◆ **Instructions for the task**: Leave out the pictures, then reproduce the rest of the material exactly.

--- start Task inputs ---

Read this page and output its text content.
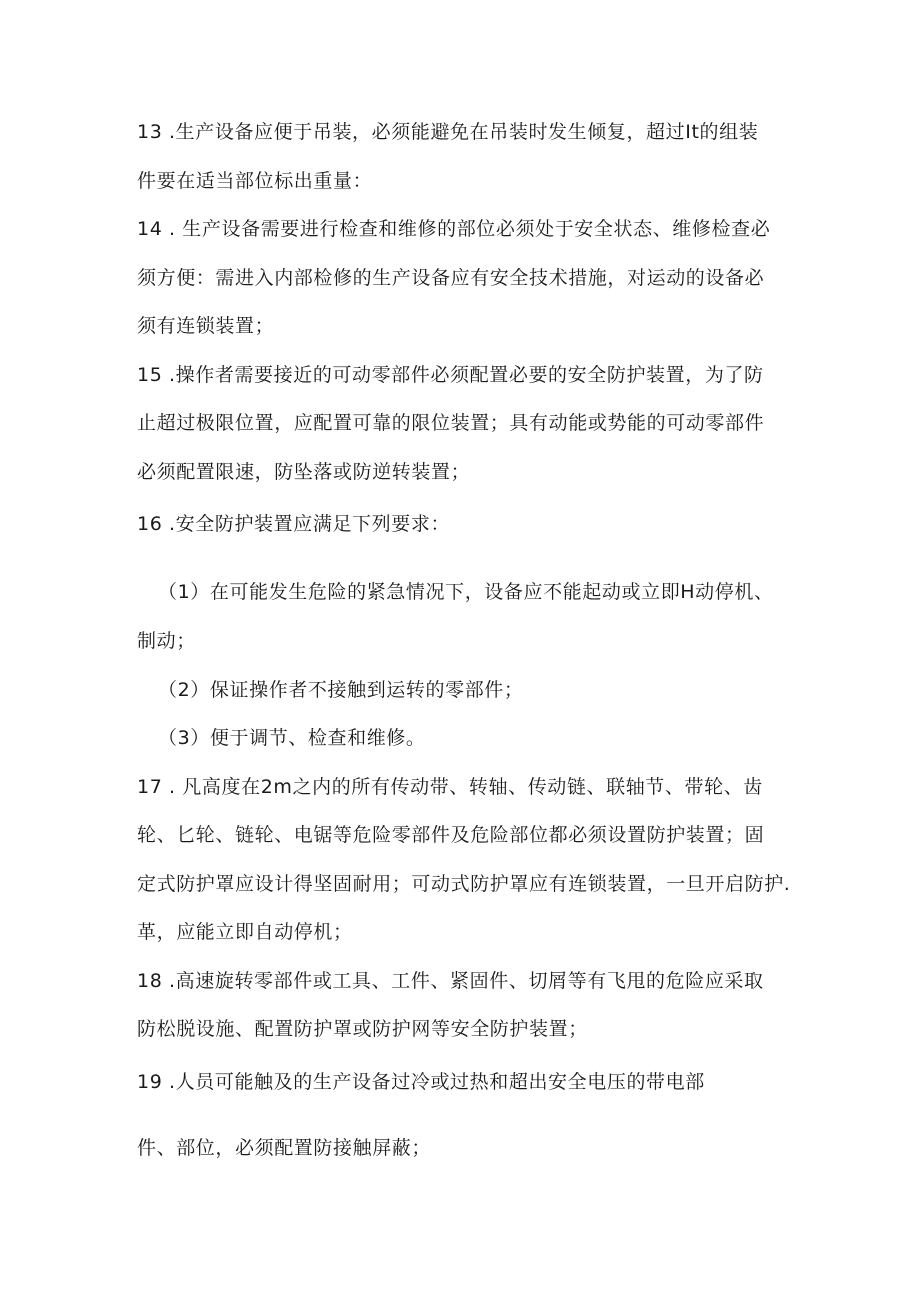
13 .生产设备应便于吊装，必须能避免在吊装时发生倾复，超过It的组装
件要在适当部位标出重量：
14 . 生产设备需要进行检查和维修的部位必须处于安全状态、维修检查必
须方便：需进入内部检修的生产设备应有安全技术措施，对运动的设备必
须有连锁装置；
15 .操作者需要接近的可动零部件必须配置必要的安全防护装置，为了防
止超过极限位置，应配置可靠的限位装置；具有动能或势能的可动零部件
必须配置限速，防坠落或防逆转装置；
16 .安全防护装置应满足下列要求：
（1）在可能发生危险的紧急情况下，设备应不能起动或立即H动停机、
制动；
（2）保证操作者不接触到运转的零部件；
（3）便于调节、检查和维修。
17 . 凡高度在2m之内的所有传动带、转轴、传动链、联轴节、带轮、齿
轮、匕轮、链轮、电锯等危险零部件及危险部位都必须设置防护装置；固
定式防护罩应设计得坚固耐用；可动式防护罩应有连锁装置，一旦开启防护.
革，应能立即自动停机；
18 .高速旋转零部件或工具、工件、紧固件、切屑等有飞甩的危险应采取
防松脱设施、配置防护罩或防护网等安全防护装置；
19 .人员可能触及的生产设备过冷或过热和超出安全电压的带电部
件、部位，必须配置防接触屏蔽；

--- end Task inputs ---

◆ **Task solution**:
Read this page and output its text content.
13 .生产设备应便于吊装，必须能避免在吊装时发生倾复，超过It的组装
件要在适当部位标出重量：
14 . 生产设备需要进行检查和维修的部位必须处于安全状态、维修检查必
须方便：需进入内部检修的生产设备应有安全技术措施，对运动的设备必
须有连锁装置；
15 .操作者需要接近的可动零部件必须配置必要的安全防护装置，为了防
止超过极限位置，应配置可靠的限位装置；具有动能或势能的可动零部件
必须配置限速，防坠落或防逆转装置；
16 .安全防护装置应满足下列要求：
（1）在可能发生危险的紧急情况下，设备应不能起动或立即H动停机、
制动；
（2）保证操作者不接触到运转的零部件；
（3）便于调节、检查和维修。
17 . 凡高度在2m之内的所有传动带、转轴、传动链、联轴节、带轮、齿
轮、匕轮、链轮、电锯等危险零部件及危险部位都必须设置防护装置；固
定式防护罩应设计得坚固耐用；可动式防护罩应有连锁装置，一旦开启防护.
革，应能立即自动停机；
18 .高速旋转零部件或工具、工件、紧固件、切屑等有飞甩的危险应采取
防松脱设施、配置防护罩或防护网等安全防护装置；
19 .人员可能触及的生产设备过冷或过热和超出安全电压的带电部
件、部位，必须配置防接触屏蔽；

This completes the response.